Given request
Find every line in the records that holds the string "Types". Copy each one.

(Extracted data entries)
● ● ● ● ● ● ●

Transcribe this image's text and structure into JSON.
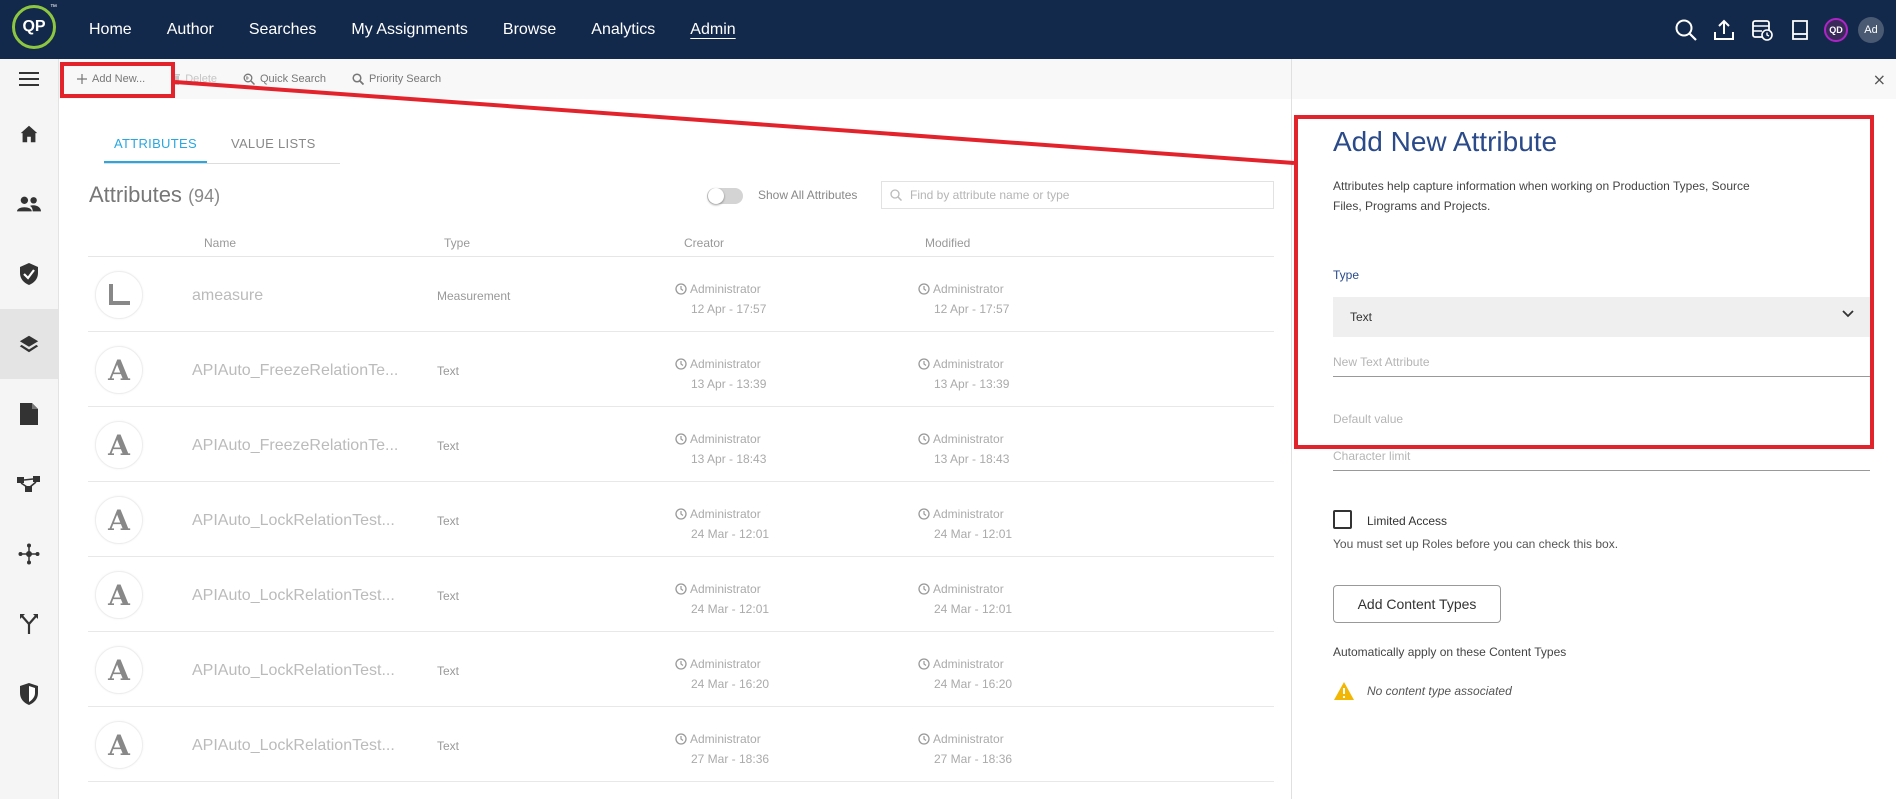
{
  "nav": {
    "logo": "QP",
    "logo_tm": "™",
    "items": [
      "Home",
      "Author",
      "Searches",
      "My Assignments",
      "Browse",
      "Analytics",
      "Admin"
    ],
    "active": "Admin",
    "avatar_qd": "QD",
    "avatar_ad": "Ad"
  },
  "toolbar": {
    "add_new": "Add New...",
    "delete": "Delete",
    "quick_search": "Quick Search",
    "priority_search": "Priority Search"
  },
  "tabs": [
    "ATTRIBUTES",
    "VALUE LISTS"
  ],
  "page": {
    "title": "Attributes",
    "count": "(94)",
    "toggle_label": "Show All Attributes",
    "search_placeholder": "Find by attribute name or type"
  },
  "table": {
    "headers": [
      "Name",
      "Type",
      "Creator",
      "Modified"
    ],
    "rows": [
      {
        "icon": "ruler-icon",
        "name": "ameasure",
        "type": "Measurement",
        "creator": "Administrator",
        "created": "12 Apr - 17:57",
        "modifier": "Administrator",
        "modified": "12 Apr - 17:57"
      },
      {
        "icon": "text-a-icon",
        "name": "APIAuto_FreezeRelationTe...",
        "type": "Text",
        "creator": "Administrator",
        "created": "13 Apr - 13:39",
        "modifier": "Administrator",
        "modified": "13 Apr - 13:39"
      },
      {
        "icon": "text-a-icon",
        "name": "APIAuto_FreezeRelationTe...",
        "type": "Text",
        "creator": "Administrator",
        "created": "13 Apr - 18:43",
        "modifier": "Administrator",
        "modified": "13 Apr - 18:43"
      },
      {
        "icon": "text-a-icon",
        "name": "APIAuto_LockRelationTest...",
        "type": "Text",
        "creator": "Administrator",
        "created": "24 Mar - 12:01",
        "modifier": "Administrator",
        "modified": "24 Mar - 12:01"
      },
      {
        "icon": "text-a-icon",
        "name": "APIAuto_LockRelationTest...",
        "type": "Text",
        "creator": "Administrator",
        "created": "24 Mar - 12:01",
        "modifier": "Administrator",
        "modified": "24 Mar - 12:01"
      },
      {
        "icon": "text-a-icon",
        "name": "APIAuto_LockRelationTest...",
        "type": "Text",
        "creator": "Administrator",
        "created": "24 Mar - 16:20",
        "modifier": "Administrator",
        "modified": "24 Mar - 16:20"
      },
      {
        "icon": "text-a-icon",
        "name": "APIAuto_LockRelationTest...",
        "type": "Text",
        "creator": "Administrator",
        "created": "27 Mar - 18:36",
        "modifier": "Administrator",
        "modified": "27 Mar - 18:36"
      }
    ]
  },
  "panel": {
    "close": "×",
    "title": "Add New Attribute",
    "description": "Attributes help capture information when working on Production Types, Source Files, Programs and Projects.",
    "type_label": "Type",
    "type_value": "Text",
    "name_placeholder": "New Text Attribute",
    "default_placeholder": "Default value",
    "limit_placeholder": "Character limit",
    "limited_access_label": "Limited Access",
    "roles_help": "You must set up Roles before you can check this box.",
    "add_content_types": "Add Content Types",
    "auto_apply": "Automatically apply on these Content Types",
    "no_content": "No content type associated"
  },
  "colors": {
    "nav_bg": "#13294b",
    "accent_tab": "#2aa7e0",
    "panel_title": "#2a4a8a",
    "annotation_red": "#e3232c",
    "warning": "#f2b705"
  }
}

● ● ● ● ● ● ●

Solution below
    "description": "Attributes help capture information when working on Production Types, Source Files, Programs and Projects.",
    "add_content_types": "Add Content Types",
    "auto_apply": "Automatically apply on these Content Types",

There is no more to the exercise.